◆ **Problem to work on**:
Every line of the listing must be reproduced as it stands. Leave the images behind.

◆ **Material to process**:

= = = =

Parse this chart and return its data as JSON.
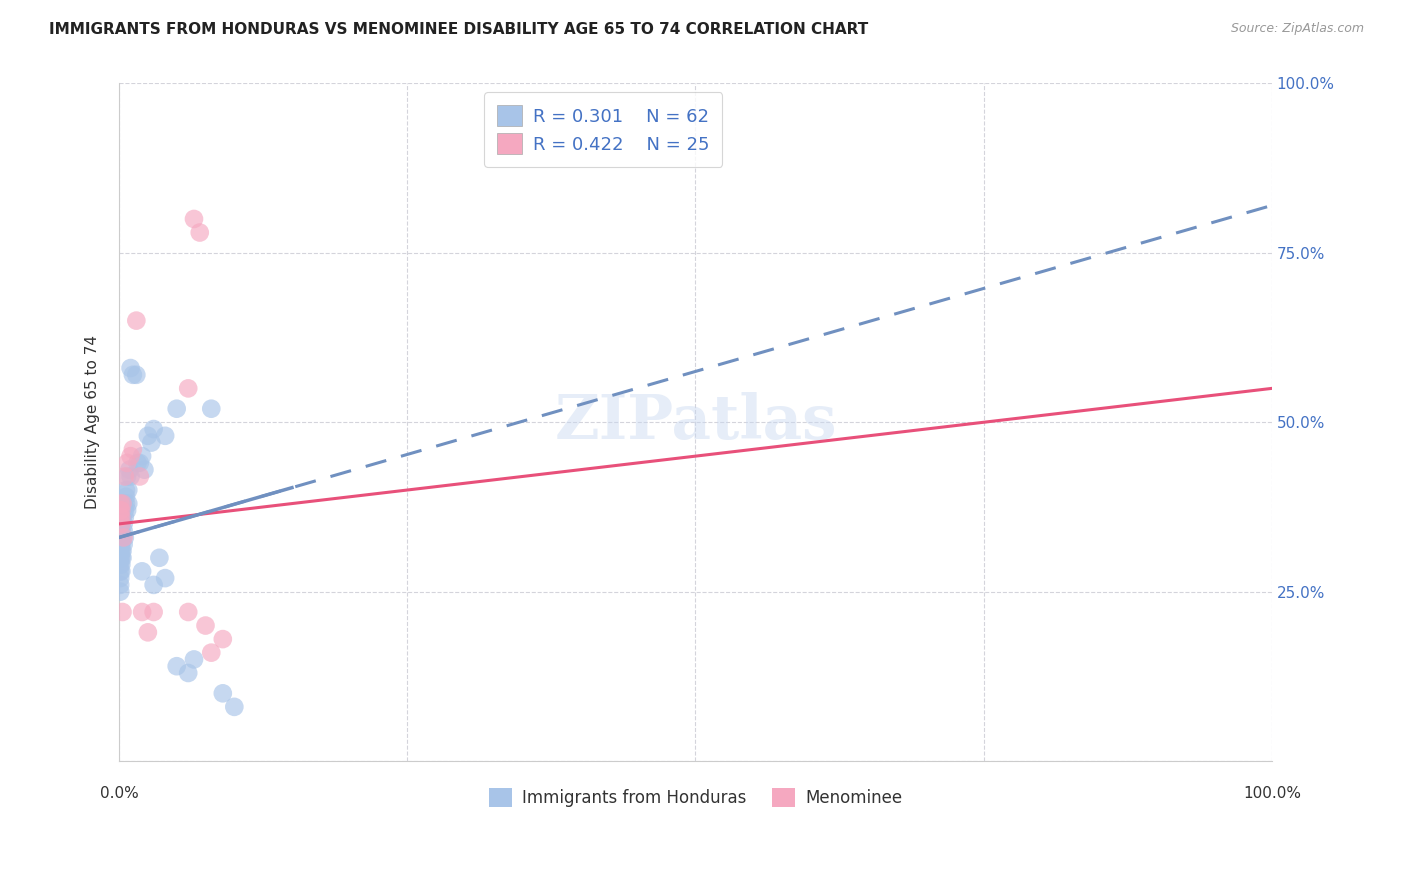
{
  "title": "IMMIGRANTS FROM HONDURAS VS MENOMINEE DISABILITY AGE 65 TO 74 CORRELATION CHART",
  "source": "Source: ZipAtlas.com",
  "ylabel": "Disability Age 65 to 74",
  "legend_blue_r": "R = 0.301",
  "legend_blue_n": "N = 62",
  "legend_pink_r": "R = 0.422",
  "legend_pink_n": "N = 25",
  "blue_color": "#a8c4e8",
  "pink_color": "#f5a8c0",
  "trendline_blue_color": "#7090c0",
  "trendline_pink_color": "#e8507a",
  "watermark": "ZIPatlas",
  "blue_points": [
    [
      0.001,
      0.3
    ],
    [
      0.001,
      0.33
    ],
    [
      0.001,
      0.36
    ],
    [
      0.001,
      0.29
    ],
    [
      0.001,
      0.28
    ],
    [
      0.001,
      0.27
    ],
    [
      0.001,
      0.26
    ],
    [
      0.001,
      0.25
    ],
    [
      0.001,
      0.32
    ],
    [
      0.001,
      0.31
    ],
    [
      0.001,
      0.34
    ],
    [
      0.001,
      0.35
    ],
    [
      0.002,
      0.3
    ],
    [
      0.002,
      0.31
    ],
    [
      0.002,
      0.32
    ],
    [
      0.002,
      0.33
    ],
    [
      0.002,
      0.34
    ],
    [
      0.002,
      0.35
    ],
    [
      0.002,
      0.28
    ],
    [
      0.002,
      0.29
    ],
    [
      0.003,
      0.3
    ],
    [
      0.003,
      0.31
    ],
    [
      0.003,
      0.36
    ],
    [
      0.003,
      0.33
    ],
    [
      0.004,
      0.32
    ],
    [
      0.004,
      0.38
    ],
    [
      0.004,
      0.35
    ],
    [
      0.004,
      0.34
    ],
    [
      0.005,
      0.36
    ],
    [
      0.005,
      0.33
    ],
    [
      0.005,
      0.37
    ],
    [
      0.006,
      0.39
    ],
    [
      0.006,
      0.4
    ],
    [
      0.006,
      0.38
    ],
    [
      0.007,
      0.37
    ],
    [
      0.007,
      0.42
    ],
    [
      0.008,
      0.4
    ],
    [
      0.008,
      0.38
    ],
    [
      0.009,
      0.43
    ],
    [
      0.01,
      0.42
    ],
    [
      0.01,
      0.58
    ],
    [
      0.012,
      0.57
    ],
    [
      0.015,
      0.57
    ],
    [
      0.016,
      0.44
    ],
    [
      0.018,
      0.44
    ],
    [
      0.02,
      0.45
    ],
    [
      0.02,
      0.28
    ],
    [
      0.022,
      0.43
    ],
    [
      0.025,
      0.48
    ],
    [
      0.028,
      0.47
    ],
    [
      0.03,
      0.49
    ],
    [
      0.03,
      0.26
    ],
    [
      0.035,
      0.3
    ],
    [
      0.04,
      0.48
    ],
    [
      0.04,
      0.27
    ],
    [
      0.05,
      0.52
    ],
    [
      0.05,
      0.14
    ],
    [
      0.06,
      0.13
    ],
    [
      0.065,
      0.15
    ],
    [
      0.08,
      0.52
    ],
    [
      0.09,
      0.1
    ],
    [
      0.1,
      0.08
    ]
  ],
  "pink_points": [
    [
      0.001,
      0.38
    ],
    [
      0.001,
      0.37
    ],
    [
      0.001,
      0.36
    ],
    [
      0.002,
      0.37
    ],
    [
      0.002,
      0.36
    ],
    [
      0.002,
      0.35
    ],
    [
      0.003,
      0.38
    ],
    [
      0.003,
      0.22
    ],
    [
      0.004,
      0.33
    ],
    [
      0.005,
      0.42
    ],
    [
      0.007,
      0.44
    ],
    [
      0.01,
      0.45
    ],
    [
      0.012,
      0.46
    ],
    [
      0.015,
      0.65
    ],
    [
      0.018,
      0.42
    ],
    [
      0.02,
      0.22
    ],
    [
      0.025,
      0.19
    ],
    [
      0.03,
      0.22
    ],
    [
      0.06,
      0.55
    ],
    [
      0.06,
      0.22
    ],
    [
      0.065,
      0.8
    ],
    [
      0.07,
      0.78
    ],
    [
      0.075,
      0.2
    ],
    [
      0.08,
      0.16
    ],
    [
      0.09,
      0.18
    ]
  ],
  "xlim": [
    0,
    1.0
  ],
  "ylim": [
    0,
    1.0
  ],
  "background_color": "#ffffff",
  "grid_color": "#d0d0d8",
  "trendline_blue_y0": 0.33,
  "trendline_blue_y1": 0.82,
  "trendline_pink_y0": 0.35,
  "trendline_pink_y1": 0.55
}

= = = =

◆ **Output below**:
Parse this chart and return its data as JSON.
{
  "title": "IMMIGRANTS FROM HONDURAS VS MENOMINEE DISABILITY AGE 65 TO 74 CORRELATION CHART",
  "source": "Source: ZipAtlas.com",
  "ylabel": "Disability Age 65 to 74",
  "legend_blue_r": "R = 0.301",
  "legend_blue_n": "N = 62",
  "legend_pink_r": "R = 0.422",
  "legend_pink_n": "N = 25",
  "blue_color": "#a8c4e8",
  "pink_color": "#f5a8c0",
  "trendline_blue_color": "#7090c0",
  "trendline_pink_color": "#e8507a",
  "watermark": "ZIPatlas",
  "blue_points": [
    [
      0.001,
      0.3
    ],
    [
      0.001,
      0.33
    ],
    [
      0.001,
      0.36
    ],
    [
      0.001,
      0.29
    ],
    [
      0.001,
      0.28
    ],
    [
      0.001,
      0.27
    ],
    [
      0.001,
      0.26
    ],
    [
      0.001,
      0.25
    ],
    [
      0.001,
      0.32
    ],
    [
      0.001,
      0.31
    ],
    [
      0.001,
      0.34
    ],
    [
      0.001,
      0.35
    ],
    [
      0.002,
      0.3
    ],
    [
      0.002,
      0.31
    ],
    [
      0.002,
      0.32
    ],
    [
      0.002,
      0.33
    ],
    [
      0.002,
      0.34
    ],
    [
      0.002,
      0.35
    ],
    [
      0.002,
      0.28
    ],
    [
      0.002,
      0.29
    ],
    [
      0.003,
      0.3
    ],
    [
      0.003,
      0.31
    ],
    [
      0.003,
      0.36
    ],
    [
      0.003,
      0.33
    ],
    [
      0.004,
      0.32
    ],
    [
      0.004,
      0.38
    ],
    [
      0.004,
      0.35
    ],
    [
      0.004,
      0.34
    ],
    [
      0.005,
      0.36
    ],
    [
      0.005,
      0.33
    ],
    [
      0.005,
      0.37
    ],
    [
      0.006,
      0.39
    ],
    [
      0.006,
      0.4
    ],
    [
      0.006,
      0.38
    ],
    [
      0.007,
      0.37
    ],
    [
      0.007,
      0.42
    ],
    [
      0.008,
      0.4
    ],
    [
      0.008,
      0.38
    ],
    [
      0.009,
      0.43
    ],
    [
      0.01,
      0.42
    ],
    [
      0.01,
      0.58
    ],
    [
      0.012,
      0.57
    ],
    [
      0.015,
      0.57
    ],
    [
      0.016,
      0.44
    ],
    [
      0.018,
      0.44
    ],
    [
      0.02,
      0.45
    ],
    [
      0.02,
      0.28
    ],
    [
      0.022,
      0.43
    ],
    [
      0.025,
      0.48
    ],
    [
      0.028,
      0.47
    ],
    [
      0.03,
      0.49
    ],
    [
      0.03,
      0.26
    ],
    [
      0.035,
      0.3
    ],
    [
      0.04,
      0.48
    ],
    [
      0.04,
      0.27
    ],
    [
      0.05,
      0.52
    ],
    [
      0.05,
      0.14
    ],
    [
      0.06,
      0.13
    ],
    [
      0.065,
      0.15
    ],
    [
      0.08,
      0.52
    ],
    [
      0.09,
      0.1
    ],
    [
      0.1,
      0.08
    ]
  ],
  "pink_points": [
    [
      0.001,
      0.38
    ],
    [
      0.001,
      0.37
    ],
    [
      0.001,
      0.36
    ],
    [
      0.002,
      0.37
    ],
    [
      0.002,
      0.36
    ],
    [
      0.002,
      0.35
    ],
    [
      0.003,
      0.38
    ],
    [
      0.003,
      0.22
    ],
    [
      0.004,
      0.33
    ],
    [
      0.005,
      0.42
    ],
    [
      0.007,
      0.44
    ],
    [
      0.01,
      0.45
    ],
    [
      0.012,
      0.46
    ],
    [
      0.015,
      0.65
    ],
    [
      0.018,
      0.42
    ],
    [
      0.02,
      0.22
    ],
    [
      0.025,
      0.19
    ],
    [
      0.03,
      0.22
    ],
    [
      0.06,
      0.55
    ],
    [
      0.06,
      0.22
    ],
    [
      0.065,
      0.8
    ],
    [
      0.07,
      0.78
    ],
    [
      0.075,
      0.2
    ],
    [
      0.08,
      0.16
    ],
    [
      0.09,
      0.18
    ]
  ],
  "xlim": [
    0,
    1.0
  ],
  "ylim": [
    0,
    1.0
  ],
  "background_color": "#ffffff",
  "grid_color": "#d0d0d8",
  "trendline_blue_y0": 0.33,
  "trendline_blue_y1": 0.82,
  "trendline_pink_y0": 0.35,
  "trendline_pink_y1": 0.55
}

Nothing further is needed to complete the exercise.